> **PROVIDED ENTRIES**

-- BEGIN --

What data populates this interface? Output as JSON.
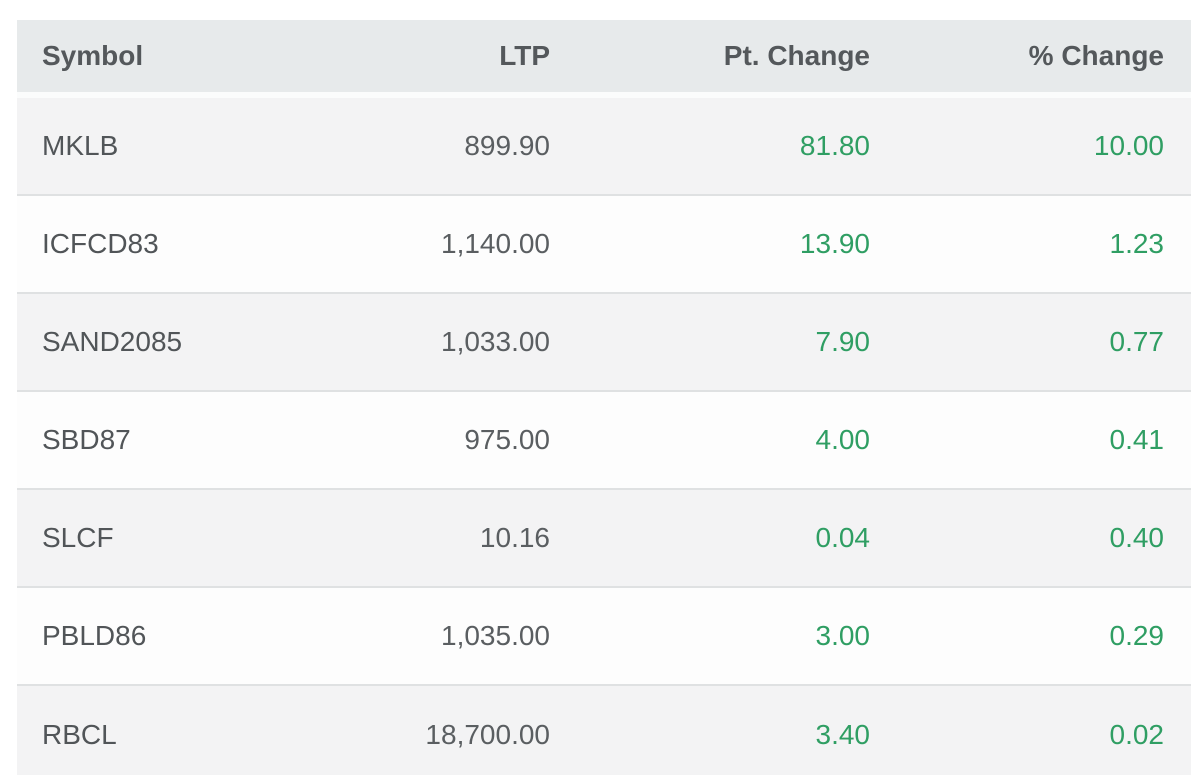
{
  "table": {
    "columns": [
      {
        "key": "symbol",
        "label": "Symbol",
        "align": "left"
      },
      {
        "key": "ltp",
        "label": "LTP",
        "align": "right"
      },
      {
        "key": "pt_change",
        "label": "Pt. Change",
        "align": "right"
      },
      {
        "key": "pct_change",
        "label": "% Change",
        "align": "right"
      }
    ],
    "rows": [
      {
        "symbol": "MKLB",
        "ltp": "899.90",
        "pt_change": "81.80",
        "pct_change": "10.00"
      },
      {
        "symbol": "ICFCD83",
        "ltp": "1,140.00",
        "pt_change": "13.90",
        "pct_change": "1.23"
      },
      {
        "symbol": "SAND2085",
        "ltp": "1,033.00",
        "pt_change": "7.90",
        "pct_change": "0.77"
      },
      {
        "symbol": "SBD87",
        "ltp": "975.00",
        "pt_change": "4.00",
        "pct_change": "0.41"
      },
      {
        "symbol": "SLCF",
        "ltp": "10.16",
        "pt_change": "0.04",
        "pct_change": "0.40"
      },
      {
        "symbol": "PBLD86",
        "ltp": "1,035.00",
        "pt_change": "3.00",
        "pct_change": "0.29"
      },
      {
        "symbol": "RBCL",
        "ltp": "18,700.00",
        "pt_change": "3.40",
        "pct_change": "0.02"
      }
    ],
    "colors": {
      "positive_change": "#2f9e63",
      "header_bg": "#e7eaeb",
      "row_alt_bg": "#f3f3f4",
      "row_bg": "#fdfdfd",
      "header_text": "#54585b",
      "cell_text": "#55595c",
      "row_border": "#dfe1e2"
    }
  }
}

-- END --

Using the records given above, list every line that includes the word "label".

        "label": "Symbol",
        "label": "LTP",
        "label": "Pt. Change",
        "label": "% Change",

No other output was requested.